** Start of Data for this task **

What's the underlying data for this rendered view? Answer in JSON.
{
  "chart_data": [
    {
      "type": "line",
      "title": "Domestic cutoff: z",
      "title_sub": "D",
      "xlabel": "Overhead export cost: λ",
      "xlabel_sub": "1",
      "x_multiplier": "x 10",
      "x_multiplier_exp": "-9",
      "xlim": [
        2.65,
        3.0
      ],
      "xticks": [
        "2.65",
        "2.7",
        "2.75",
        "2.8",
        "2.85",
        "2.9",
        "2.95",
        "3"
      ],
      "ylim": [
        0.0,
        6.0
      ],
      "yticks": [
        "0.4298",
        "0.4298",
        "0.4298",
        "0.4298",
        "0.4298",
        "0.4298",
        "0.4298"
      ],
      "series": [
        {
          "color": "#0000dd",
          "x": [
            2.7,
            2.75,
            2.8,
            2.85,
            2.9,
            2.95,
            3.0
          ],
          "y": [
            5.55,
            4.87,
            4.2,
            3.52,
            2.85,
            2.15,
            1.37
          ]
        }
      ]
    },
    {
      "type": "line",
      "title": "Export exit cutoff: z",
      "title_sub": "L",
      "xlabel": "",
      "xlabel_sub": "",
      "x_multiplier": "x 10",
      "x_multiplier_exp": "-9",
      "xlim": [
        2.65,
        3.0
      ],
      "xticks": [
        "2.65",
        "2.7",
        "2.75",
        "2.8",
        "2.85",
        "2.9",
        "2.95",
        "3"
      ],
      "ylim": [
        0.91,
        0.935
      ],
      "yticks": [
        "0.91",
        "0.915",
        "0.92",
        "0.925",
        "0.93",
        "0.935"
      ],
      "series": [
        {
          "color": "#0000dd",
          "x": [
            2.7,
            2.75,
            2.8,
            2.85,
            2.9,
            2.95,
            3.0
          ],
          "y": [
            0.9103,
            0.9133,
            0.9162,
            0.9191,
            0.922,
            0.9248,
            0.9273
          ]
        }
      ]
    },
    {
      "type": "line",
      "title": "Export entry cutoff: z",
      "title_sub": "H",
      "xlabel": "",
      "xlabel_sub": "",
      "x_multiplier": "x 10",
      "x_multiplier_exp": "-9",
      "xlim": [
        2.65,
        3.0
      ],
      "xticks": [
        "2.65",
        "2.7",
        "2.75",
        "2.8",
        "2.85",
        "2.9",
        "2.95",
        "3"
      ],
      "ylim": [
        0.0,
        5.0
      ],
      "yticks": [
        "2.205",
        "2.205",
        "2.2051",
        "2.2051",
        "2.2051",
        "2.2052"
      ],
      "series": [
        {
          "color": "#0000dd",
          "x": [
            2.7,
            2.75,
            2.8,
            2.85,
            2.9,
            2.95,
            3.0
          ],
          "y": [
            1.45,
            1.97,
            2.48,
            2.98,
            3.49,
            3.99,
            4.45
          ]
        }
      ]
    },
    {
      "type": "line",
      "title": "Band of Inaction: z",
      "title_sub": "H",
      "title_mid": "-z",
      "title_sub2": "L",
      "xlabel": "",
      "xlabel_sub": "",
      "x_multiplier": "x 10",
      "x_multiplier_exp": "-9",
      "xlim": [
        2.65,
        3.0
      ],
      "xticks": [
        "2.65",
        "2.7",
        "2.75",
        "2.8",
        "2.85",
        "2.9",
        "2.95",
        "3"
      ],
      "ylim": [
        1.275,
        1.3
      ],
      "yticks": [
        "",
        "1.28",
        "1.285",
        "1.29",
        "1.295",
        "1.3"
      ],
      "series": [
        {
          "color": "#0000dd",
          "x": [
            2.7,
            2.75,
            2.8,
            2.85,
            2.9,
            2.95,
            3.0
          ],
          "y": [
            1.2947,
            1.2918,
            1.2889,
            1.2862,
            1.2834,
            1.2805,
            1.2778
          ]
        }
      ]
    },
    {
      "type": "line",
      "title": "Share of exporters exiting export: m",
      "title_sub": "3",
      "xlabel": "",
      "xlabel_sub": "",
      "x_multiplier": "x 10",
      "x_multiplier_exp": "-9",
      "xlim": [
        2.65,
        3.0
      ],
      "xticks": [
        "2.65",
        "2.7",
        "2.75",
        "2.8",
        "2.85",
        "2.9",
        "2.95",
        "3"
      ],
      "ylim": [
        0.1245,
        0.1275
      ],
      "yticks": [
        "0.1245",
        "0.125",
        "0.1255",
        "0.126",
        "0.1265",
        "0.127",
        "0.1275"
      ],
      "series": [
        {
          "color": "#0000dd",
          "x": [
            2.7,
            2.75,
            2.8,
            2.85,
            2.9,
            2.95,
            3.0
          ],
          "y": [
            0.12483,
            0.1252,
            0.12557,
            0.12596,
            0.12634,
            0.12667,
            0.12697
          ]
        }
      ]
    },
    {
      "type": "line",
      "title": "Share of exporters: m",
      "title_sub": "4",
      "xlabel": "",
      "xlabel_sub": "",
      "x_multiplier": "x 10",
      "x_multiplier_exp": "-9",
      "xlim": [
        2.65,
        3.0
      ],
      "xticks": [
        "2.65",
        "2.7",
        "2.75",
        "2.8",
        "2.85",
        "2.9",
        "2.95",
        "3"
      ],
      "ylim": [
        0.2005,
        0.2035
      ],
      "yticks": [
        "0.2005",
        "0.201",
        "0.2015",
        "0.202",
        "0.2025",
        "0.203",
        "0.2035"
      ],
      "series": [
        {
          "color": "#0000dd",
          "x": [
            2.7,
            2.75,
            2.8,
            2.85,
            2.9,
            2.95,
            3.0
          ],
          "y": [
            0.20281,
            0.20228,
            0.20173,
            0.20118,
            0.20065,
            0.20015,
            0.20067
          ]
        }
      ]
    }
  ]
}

** End of Data for this task **

#### Given instruction:
Which lines above hold the word "cutoff"? Copy each of them.

#### Solved problem:
      "title": "Domestic cutoff: z",
      "title": "Export exit cutoff: z",
      "title": "Export entry cutoff: z",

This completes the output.